◆ AIM OF THE TASK: Please give the entries again in full and exactly, without any picture.

◆ PROVIDED RECORDS:
____________________

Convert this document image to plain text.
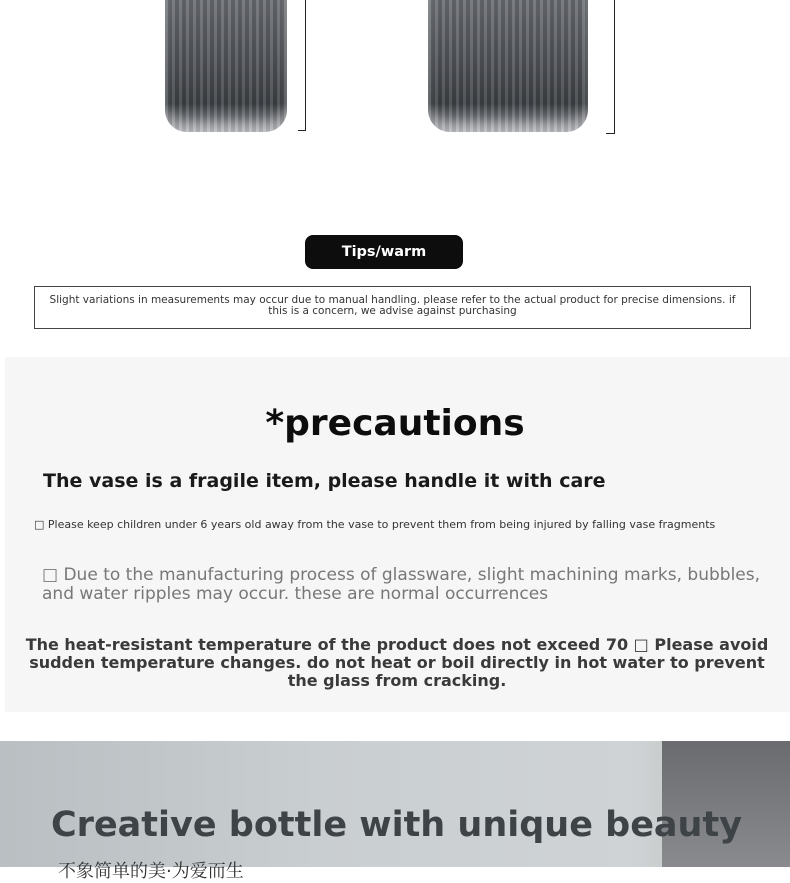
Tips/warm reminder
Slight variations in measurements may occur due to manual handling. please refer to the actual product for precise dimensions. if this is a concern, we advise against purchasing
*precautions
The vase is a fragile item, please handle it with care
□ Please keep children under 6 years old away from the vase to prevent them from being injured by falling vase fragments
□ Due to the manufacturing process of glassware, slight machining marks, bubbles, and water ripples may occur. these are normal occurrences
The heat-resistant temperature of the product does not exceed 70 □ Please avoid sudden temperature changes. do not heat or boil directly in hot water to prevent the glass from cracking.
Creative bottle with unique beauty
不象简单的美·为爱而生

____________________

◆ TASK OUTPUT:
Convert this document image to plain text.
Tips/warm reminder
Slight variations in measurements may occur due to manual handling. please refer to the actual product for precise dimensions. if this is a concern, we advise against purchasing
*precautions
The vase is a fragile item, please handle it with care
□ Please keep children under 6 years old away from the vase to prevent them from being injured by falling vase fragments
□ Due to the manufacturing process of glassware, slight machining marks, bubbles, and water ripples may occur. these are normal occurrences
The heat-resistant temperature of the product does not exceed 70 □ Please avoid sudden temperature changes. do not heat or boil directly in hot water to prevent the glass from cracking.
Creative bottle with unique beauty
不象简单的美·为爱而生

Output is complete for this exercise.